** Start **

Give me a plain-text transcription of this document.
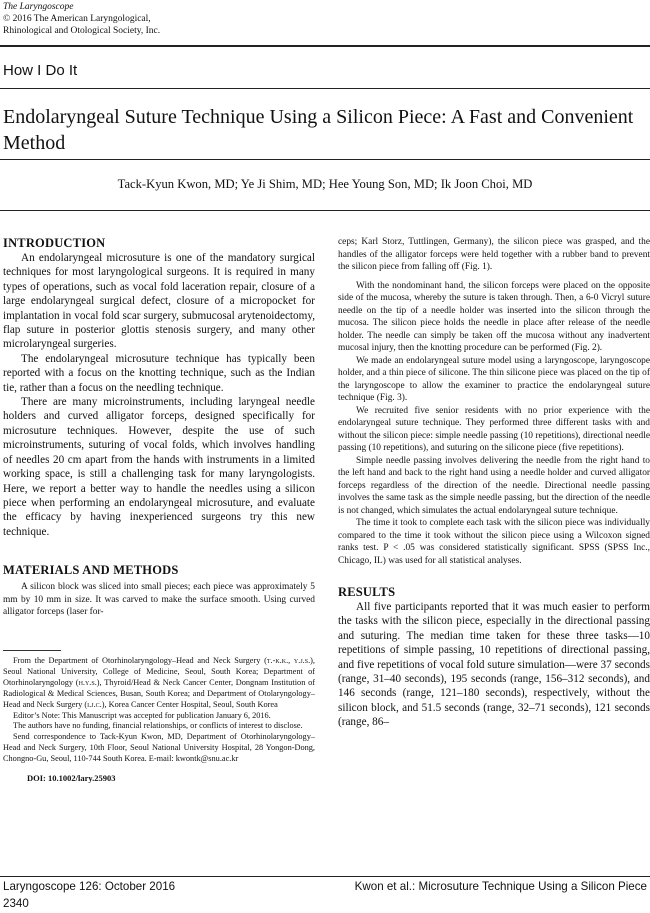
The Laryngoscope
© 2016 The American Laryngological,
Rhinological and Otological Society, Inc.
How I Do It
Endolaryngeal Suture Technique Using a Silicon Piece: A Fast and Convenient Method
Tack-Kyun Kwon, MD; Ye Ji Shim, MD; Hee Young Son, MD; Ik Joon Choi, MD
INTRODUCTION

An endolaryngeal microsuture is one of the mandatory surgical techniques for most laryngological surgeons. It is required in many types of operations, such as vocal fold laceration repair, closure of a large endolaryngeal surgical defect, closure of a micropocket for implantation in vocal fold scar surgery, submucosal arytenoidectomy, flap suture in posterior glottis stenosis surgery, and many other microlaryngeal surgeries.

The endolaryngeal microsuture technique has typically been reported with a focus on the knotting technique, such as the Indian tie, rather than a focus on the needling technique.

There are many microinstruments, including laryngeal needle holders and curved alligator forceps, designed specifically for microsuture techniques. However, despite the use of such microinstruments, suturing of vocal folds, which involves handling of needles 20 cm apart from the hands with instruments in a limited working space, is still a challenging task for many laryngologists. Here, we report a better way to handle the needles using a silicon piece when performing an endolaryngeal microsuture, and evaluate the efficacy by having inexperienced surgeons try this new technique.

MATERIALS AND METHODS

A silicon block was sliced into small pieces; each piece was approximately 5 mm by 10 mm in size. It was carved to make the surface smooth. Using curved alligator forceps (laser for-

From the Department of Otorhinolaryngology–Head and Neck Surgery (t.-k.k., y.j.s.), Seoul National University, College of Medicine, Seoul, South Korea; Department of Otorhinolaryngology (h.y.s.), Thyroid/Head & Neck Cancer Center, Dongnam Institution of Radiological & Medical Sciences, Busan, South Korea; and Department of Otolaryngology–Head and Neck Surgery (i.j.c.), Korea Cancer Center Hospital, Seoul, South Korea

Editor’s Note: This Manuscript was accepted for publication January 6, 2016.

The authors have no funding, financial relationships, or conflicts of interest to disclose.

Send correspondence to Tack-Kyun Kwon, MD, Department of Otorhinolaryngology–Head and Neck Surgery, 10th Floor, Seoul National University Hospital, 28 Yongon-Dong, Chongno-Gu, Seoul, 110-744 South Korea. E-mail: kwontk@snu.ac.kr

DOI: 10.1002/lary.25903

ceps; Karl Storz, Tuttlingen, Germany), the silicon piece was grasped, and the handles of the alligator forceps were held together with a rubber band to prevent the silicon piece from falling off (Fig. 1).

With the nondominant hand, the silicon forceps were placed on the opposite side of the mucosa, whereby the suture is taken through. Then, a 6-0 Vicryl suture needle on the tip of a needle holder was inserted into the silicon through the mucosa. The silicon piece holds the needle in place after release of the needle holder. The needle can simply be taken off the mucosa without any inadvertent mucosal injury, then the knotting procedure can be performed (Fig. 2).

We made an endolaryngeal suture model using a laryngoscope, laryngoscope holder, and a thin piece of silicone. The thin silicone piece was placed on the tip of the laryngoscope to allow the examiner to practice the endolaryngeal suture technique (Fig. 3).

We recruited five senior residents with no prior experience with the endolaryngeal suture technique. They performed three different tasks with and without the silicon piece: simple needle passing (10 repetitions), directional needle passing (10 repetitions), and suturing on the silicone piece (five repetitions).

Simple needle passing involves delivering the needle from the right hand to the left hand and back to the right hand using a needle holder and curved alligator forceps regardless of the direction of the needle. Directional needle passing involves the same task as the simple needle passing, but the direction of the needle is not changed, which simulates the actual endolaryngeal suture technique.

The time it took to complete each task with the silicon piece was individually compared to the time it took without the silicon piece using a Wilcoxon signed ranks test. P < .05 was considered statistically significant. SPSS (SPSS Inc., Chicago, IL) was used for all statistical analyses.

RESULTS

All five participants reported that it was much easier to perform the tasks with the silicon piece, especially in the directional passing and suturing. The median time taken for these three tasks—10 repetitions of simple passing, 10 repetitions of directional passing, and five repetitions of vocal fold suture simulation—were 37 seconds (range, 31–40 seconds), 195 seconds (range, 156–312 seconds), and 146 seconds (range, 121–180 seconds), respectively, without the silicon block, and 51.5 seconds (range, 32–71 seconds), 121 seconds (range, 86–

Laryngoscope 126: October 2016	Kwon et al.: Microsuture Technique Using a Silicon Piece
2340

** End **

### What is asked
Give all the lines above again, character for character, without pictures.

### Output of the exercise
Give me a plain-text transcription of this document.
The Laryngoscope
© 2016 The American Laryngological,
Rhinological and Otological Society, Inc.
How I Do It
Endolaryngeal Suture Technique Using a Silicon Piece: A Fast and Convenient Method
Tack-Kyun Kwon, MD; Ye Ji Shim, MD; Hee Young Son, MD; Ik Joon Choi, MD
INTRODUCTION

An endolaryngeal microsuture is one of the mandatory surgical techniques for most laryngological surgeons. It is required in many types of operations, such as vocal fold laceration repair, closure of a large endolaryngeal surgical defect, closure of a micropocket for implantation in vocal fold scar surgery, submucosal arytenoidectomy, flap suture in posterior glottis stenosis surgery, and many other microlaryngeal surgeries.

The endolaryngeal microsuture technique has typically been reported with a focus on the knotting technique, such as the Indian tie, rather than a focus on the needling technique.

There are many microinstruments, including laryngeal needle holders and curved alligator forceps, designed specifically for microsuture techniques. However, despite the use of such microinstruments, suturing of vocal folds, which involves handling of needles 20 cm apart from the hands with instruments in a limited working space, is still a challenging task for many laryngologists. Here, we report a better way to handle the needles using a silicon piece when performing an endolaryngeal microsuture, and evaluate the efficacy by having inexperienced surgeons try this new technique.

MATERIALS AND METHODS

A silicon block was sliced into small pieces; each piece was approximately 5 mm by 10 mm in size. It was carved to make the surface smooth. Using curved alligator forceps (laser for-

From the Department of Otorhinolaryngology–Head and Neck Surgery (t.-k.k., y.j.s.), Seoul National University, College of Medicine, Seoul, South Korea; Department of Otorhinolaryngology (h.y.s.), Thyroid/Head & Neck Cancer Center, Dongnam Institution of Radiological & Medical Sciences, Busan, South Korea; and Department of Otolaryngology–Head and Neck Surgery (i.j.c.), Korea Cancer Center Hospital, Seoul, South Korea

Editor’s Note: This Manuscript was accepted for publication January 6, 2016.

The authors have no funding, financial relationships, or conflicts of interest to disclose.

Send correspondence to Tack-Kyun Kwon, MD, Department of Otorhinolaryngology–Head and Neck Surgery, 10th Floor, Seoul National University Hospital, 28 Yongon-Dong, Chongno-Gu, Seoul, 110-744 South Korea. E-mail: kwontk@snu.ac.kr

DOI: 10.1002/lary.25903

ceps; Karl Storz, Tuttlingen, Germany), the silicon piece was grasped, and the handles of the alligator forceps were held together with a rubber band to prevent the silicon piece from falling off (Fig. 1).

With the nondominant hand, the silicon forceps were placed on the opposite side of the mucosa, whereby the suture is taken through. Then, a 6-0 Vicryl suture needle on the tip of a needle holder was inserted into the silicon through the mucosa. The silicon piece holds the needle in place after release of the needle holder. The needle can simply be taken off the mucosa without any inadvertent mucosal injury, then the knotting procedure can be performed (Fig. 2).

We made an endolaryngeal suture model using a laryngoscope, laryngoscope holder, and a thin piece of silicone. The thin silicone piece was placed on the tip of the laryngoscope to allow the examiner to practice the endolaryngeal suture technique (Fig. 3).

We recruited five senior residents with no prior experience with the endolaryngeal suture technique. They performed three different tasks with and without the silicon piece: simple needle passing (10 repetitions), directional needle passing (10 repetitions), and suturing on the silicone piece (five repetitions).

Simple needle passing involves delivering the needle from the right hand to the left hand and back to the right hand using a needle holder and curved alligator forceps regardless of the direction of the needle. Directional needle passing involves the same task as the simple needle passing, but the direction of the needle is not changed, which simulates the actual endolaryngeal suture technique.

The time it took to complete each task with the silicon piece was individually compared to the time it took without the silicon piece using a Wilcoxon signed ranks test. P < .05 was considered statistically significant. SPSS (SPSS Inc., Chicago, IL) was used for all statistical analyses.

RESULTS

All five participants reported that it was much easier to perform the tasks with the silicon piece, especially in the directional passing and suturing. The median time taken for these three tasks—10 repetitions of simple passing, 10 repetitions of directional passing, and five repetitions of vocal fold suture simulation—were 37 seconds (range, 31–40 seconds), 195 seconds (range, 156–312 seconds), and 146 seconds (range, 121–180 seconds), respectively, without the silicon block, and 51.5 seconds (range, 32–71 seconds), 121 seconds (range, 86–

Laryngoscope 126: October 2016	Kwon et al.: Microsuture Technique Using a Silicon Piece
2340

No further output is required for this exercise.